### Stated exercise:
Exactly as written, please set down all of the entries again, with no pictures.

### Entries provided:
>> START

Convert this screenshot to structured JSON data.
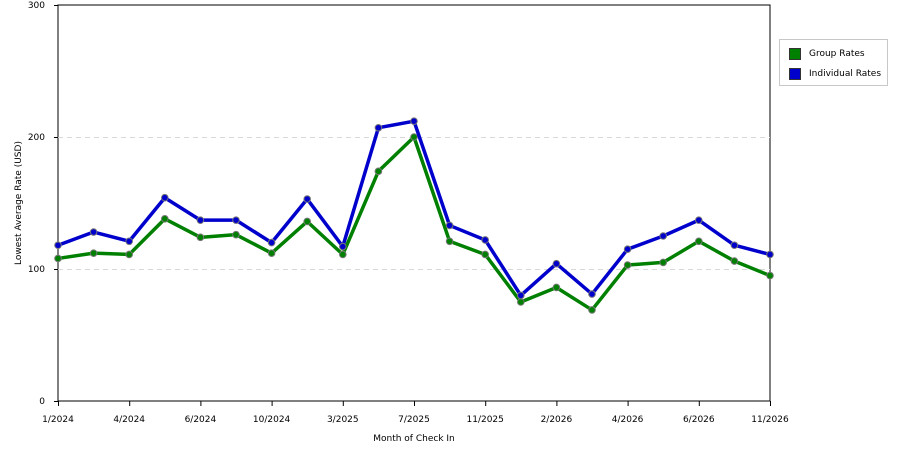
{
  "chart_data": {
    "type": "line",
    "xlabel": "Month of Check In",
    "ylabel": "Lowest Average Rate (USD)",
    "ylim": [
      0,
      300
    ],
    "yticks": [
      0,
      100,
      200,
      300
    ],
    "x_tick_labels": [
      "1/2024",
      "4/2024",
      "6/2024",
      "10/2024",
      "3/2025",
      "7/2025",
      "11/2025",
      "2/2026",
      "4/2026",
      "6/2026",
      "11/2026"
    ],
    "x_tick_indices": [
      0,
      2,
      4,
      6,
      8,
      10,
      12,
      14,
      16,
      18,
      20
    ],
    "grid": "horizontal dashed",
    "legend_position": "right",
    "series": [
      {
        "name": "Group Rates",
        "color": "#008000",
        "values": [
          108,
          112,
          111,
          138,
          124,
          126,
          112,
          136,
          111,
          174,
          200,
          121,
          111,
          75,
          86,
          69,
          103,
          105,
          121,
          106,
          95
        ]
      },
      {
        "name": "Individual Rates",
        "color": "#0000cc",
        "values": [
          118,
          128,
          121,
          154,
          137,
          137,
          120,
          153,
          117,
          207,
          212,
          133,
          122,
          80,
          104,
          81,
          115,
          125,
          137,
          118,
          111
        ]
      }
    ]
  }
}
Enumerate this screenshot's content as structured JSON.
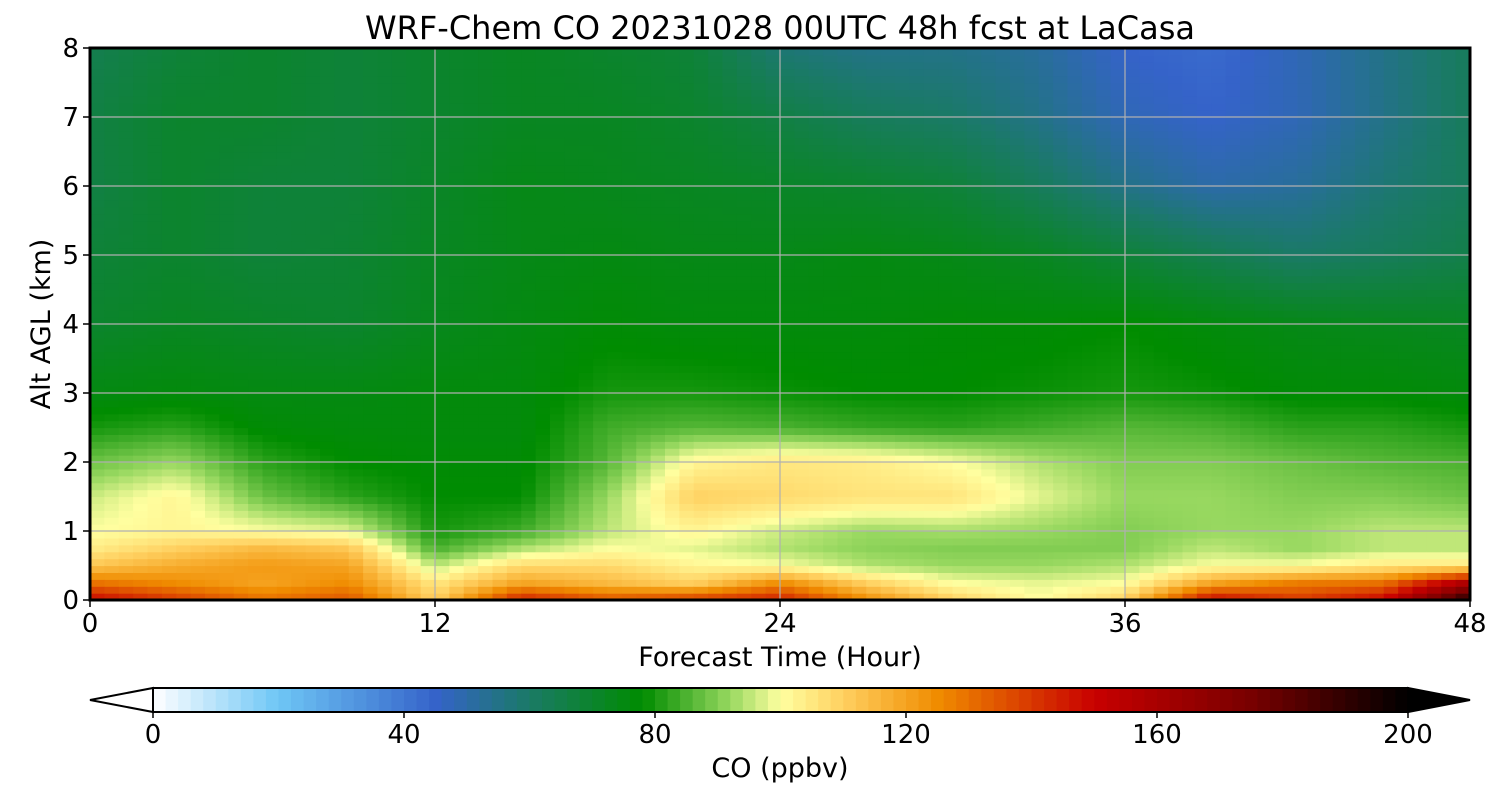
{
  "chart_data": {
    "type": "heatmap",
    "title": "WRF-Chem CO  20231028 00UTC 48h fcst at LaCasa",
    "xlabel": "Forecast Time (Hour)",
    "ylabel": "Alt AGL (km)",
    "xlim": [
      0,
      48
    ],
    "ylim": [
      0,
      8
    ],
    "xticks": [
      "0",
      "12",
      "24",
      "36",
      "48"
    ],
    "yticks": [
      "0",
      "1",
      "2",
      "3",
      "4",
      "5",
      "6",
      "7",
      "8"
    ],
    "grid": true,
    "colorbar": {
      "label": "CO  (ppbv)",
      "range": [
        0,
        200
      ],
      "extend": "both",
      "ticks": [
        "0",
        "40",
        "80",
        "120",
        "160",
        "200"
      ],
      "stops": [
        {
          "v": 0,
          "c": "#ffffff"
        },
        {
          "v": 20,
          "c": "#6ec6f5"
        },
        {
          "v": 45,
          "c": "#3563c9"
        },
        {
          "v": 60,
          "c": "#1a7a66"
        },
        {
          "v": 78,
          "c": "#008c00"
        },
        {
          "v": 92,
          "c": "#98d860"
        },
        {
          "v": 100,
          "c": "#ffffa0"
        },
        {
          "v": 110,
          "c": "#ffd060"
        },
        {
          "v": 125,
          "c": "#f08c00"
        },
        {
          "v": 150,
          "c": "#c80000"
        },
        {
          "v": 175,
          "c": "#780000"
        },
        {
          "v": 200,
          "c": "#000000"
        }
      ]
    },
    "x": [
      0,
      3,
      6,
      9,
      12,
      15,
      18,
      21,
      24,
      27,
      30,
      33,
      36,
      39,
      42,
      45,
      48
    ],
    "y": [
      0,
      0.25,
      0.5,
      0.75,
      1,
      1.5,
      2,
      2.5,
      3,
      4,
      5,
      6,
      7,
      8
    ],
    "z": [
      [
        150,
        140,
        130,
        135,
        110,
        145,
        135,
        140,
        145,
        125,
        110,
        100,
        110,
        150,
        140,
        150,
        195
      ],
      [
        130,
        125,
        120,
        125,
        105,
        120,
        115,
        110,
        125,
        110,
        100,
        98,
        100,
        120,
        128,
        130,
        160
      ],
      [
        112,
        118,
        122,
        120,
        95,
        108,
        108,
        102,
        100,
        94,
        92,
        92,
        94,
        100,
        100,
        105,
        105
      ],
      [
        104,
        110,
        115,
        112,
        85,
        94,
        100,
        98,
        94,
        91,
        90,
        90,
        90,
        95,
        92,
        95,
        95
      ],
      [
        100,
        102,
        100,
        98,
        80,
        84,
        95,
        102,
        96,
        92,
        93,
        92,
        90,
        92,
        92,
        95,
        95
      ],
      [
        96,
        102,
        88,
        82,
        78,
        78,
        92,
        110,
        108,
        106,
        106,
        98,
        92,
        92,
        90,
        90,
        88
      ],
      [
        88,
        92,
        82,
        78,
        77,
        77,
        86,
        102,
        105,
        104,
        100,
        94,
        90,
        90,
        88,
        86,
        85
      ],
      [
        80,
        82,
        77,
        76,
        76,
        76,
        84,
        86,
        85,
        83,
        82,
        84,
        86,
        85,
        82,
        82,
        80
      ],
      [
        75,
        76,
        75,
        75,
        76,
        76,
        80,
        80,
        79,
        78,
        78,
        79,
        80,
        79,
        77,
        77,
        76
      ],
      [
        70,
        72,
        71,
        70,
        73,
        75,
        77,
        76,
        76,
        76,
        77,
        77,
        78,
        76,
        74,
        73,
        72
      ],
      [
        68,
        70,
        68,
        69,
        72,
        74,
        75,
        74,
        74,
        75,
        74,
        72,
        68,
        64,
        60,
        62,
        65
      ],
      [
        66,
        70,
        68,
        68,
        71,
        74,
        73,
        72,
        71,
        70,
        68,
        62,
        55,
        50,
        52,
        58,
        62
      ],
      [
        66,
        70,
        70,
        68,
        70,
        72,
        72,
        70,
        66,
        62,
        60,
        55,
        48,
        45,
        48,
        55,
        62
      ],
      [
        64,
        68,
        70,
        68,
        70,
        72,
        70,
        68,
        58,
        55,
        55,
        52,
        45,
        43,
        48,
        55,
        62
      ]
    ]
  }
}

>> END

### Correct answer:
Convert this screenshot to structured JSON data.
{
  "chart_data": {
    "type": "line",
    "xlabel": "Month of Check In",
    "ylabel": "Lowest Average Rate (USD)",
    "ylim": [
      0,
      300
    ],
    "yticks": [
      0,
      100,
      200,
      300
    ],
    "x_tick_labels": [
      "1/2024",
      "4/2024",
      "6/2024",
      "10/2024",
      "3/2025",
      "7/2025",
      "11/2025",
      "2/2026",
      "4/2026",
      "6/2026",
      "11/2026"
    ],
    "x_tick_indices": [
      0,
      2,
      4,
      6,
      8,
      10,
      12,
      14,
      16,
      18,
      20
    ],
    "grid": "horizontal dashed",
    "legend_position": "right",
    "series": [
      {
        "name": "Group Rates",
        "color": "#008000",
        "values": [
          108,
          112,
          111,
          138,
          124,
          126,
          112,
          136,
          111,
          174,
          200,
          121,
          111,
          75,
          86,
          69,
          103,
          105,
          121,
          106,
          95
        ]
      },
      {
        "name": "Individual Rates",
        "color": "#0000cc",
        "values": [
          118,
          128,
          121,
          154,
          137,
          137,
          120,
          153,
          117,
          207,
          212,
          133,
          122,
          80,
          104,
          81,
          115,
          125,
          137,
          118,
          111
        ]
      }
    ]
  }
}
Enumerate this screenshot's content as structured JSON.
{
  "chart_data": {
    "type": "heatmap",
    "title": "WRF-Chem CO  20231028 00UTC 48h fcst at LaCasa",
    "xlabel": "Forecast Time (Hour)",
    "ylabel": "Alt AGL (km)",
    "xlim": [
      0,
      48
    ],
    "ylim": [
      0,
      8
    ],
    "xticks": [
      "0",
      "12",
      "24",
      "36",
      "48"
    ],
    "yticks": [
      "0",
      "1",
      "2",
      "3",
      "4",
      "5",
      "6",
      "7",
      "8"
    ],
    "grid": true,
    "colorbar": {
      "label": "CO  (ppbv)",
      "range": [
        0,
        200
      ],
      "extend": "both",
      "ticks": [
        "0",
        "40",
        "80",
        "120",
        "160",
        "200"
      ],
      "stops": [
        {
          "v": 0,
          "c": "#ffffff"
        },
        {
          "v": 20,
          "c": "#6ec6f5"
        },
        {
          "v": 45,
          "c": "#3563c9"
        },
        {
          "v": 60,
          "c": "#1a7a66"
        },
        {
          "v": 78,
          "c": "#008c00"
        },
        {
          "v": 92,
          "c": "#98d860"
        },
        {
          "v": 100,
          "c": "#ffffa0"
        },
        {
          "v": 110,
          "c": "#ffd060"
        },
        {
          "v": 125,
          "c": "#f08c00"
        },
        {
          "v": 150,
          "c": "#c80000"
        },
        {
          "v": 175,
          "c": "#780000"
        },
        {
          "v": 200,
          "c": "#000000"
        }
      ]
    },
    "x": [
      0,
      3,
      6,
      9,
      12,
      15,
      18,
      21,
      24,
      27,
      30,
      33,
      36,
      39,
      42,
      45,
      48
    ],
    "y": [
      0,
      0.25,
      0.5,
      0.75,
      1,
      1.5,
      2,
      2.5,
      3,
      4,
      5,
      6,
      7,
      8
    ],
    "z": [
      [
        150,
        140,
        130,
        135,
        110,
        145,
        135,
        140,
        145,
        125,
        110,
        100,
        110,
        150,
        140,
        150,
        195
      ],
      [
        130,
        125,
        120,
        125,
        105,
        120,
        115,
        110,
        125,
        110,
        100,
        98,
        100,
        120,
        128,
        130,
        160
      ],
      [
        112,
        118,
        122,
        120,
        95,
        108,
        108,
        102,
        100,
        94,
        92,
        92,
        94,
        100,
        100,
        105,
        105
      ],
      [
        104,
        110,
        115,
        112,
        85,
        94,
        100,
        98,
        94,
        91,
        90,
        90,
        90,
        95,
        92,
        95,
        95
      ],
      [
        100,
        102,
        100,
        98,
        80,
        84,
        95,
        102,
        96,
        92,
        93,
        92,
        90,
        92,
        92,
        95,
        95
      ],
      [
        96,
        102,
        88,
        82,
        78,
        78,
        92,
        110,
        108,
        106,
        106,
        98,
        92,
        92,
        90,
        90,
        88
      ],
      [
        88,
        92,
        82,
        78,
        77,
        77,
        86,
        102,
        105,
        104,
        100,
        94,
        90,
        90,
        88,
        86,
        85
      ],
      [
        80,
        82,
        77,
        76,
        76,
        76,
        84,
        86,
        85,
        83,
        82,
        84,
        86,
        85,
        82,
        82,
        80
      ],
      [
        75,
        76,
        75,
        75,
        76,
        76,
        80,
        80,
        79,
        78,
        78,
        79,
        80,
        79,
        77,
        77,
        76
      ],
      [
        70,
        72,
        71,
        70,
        73,
        75,
        77,
        76,
        76,
        76,
        77,
        77,
        78,
        76,
        74,
        73,
        72
      ],
      [
        68,
        70,
        68,
        69,
        72,
        74,
        75,
        74,
        74,
        75,
        74,
        72,
        68,
        64,
        60,
        62,
        65
      ],
      [
        66,
        70,
        68,
        68,
        71,
        74,
        73,
        72,
        71,
        70,
        68,
        62,
        55,
        50,
        52,
        58,
        62
      ],
      [
        66,
        70,
        70,
        68,
        70,
        72,
        72,
        70,
        66,
        62,
        60,
        55,
        48,
        45,
        48,
        55,
        62
      ],
      [
        64,
        68,
        70,
        68,
        70,
        72,
        70,
        68,
        58,
        55,
        55,
        52,
        45,
        43,
        48,
        55,
        62
      ]
    ]
  }
}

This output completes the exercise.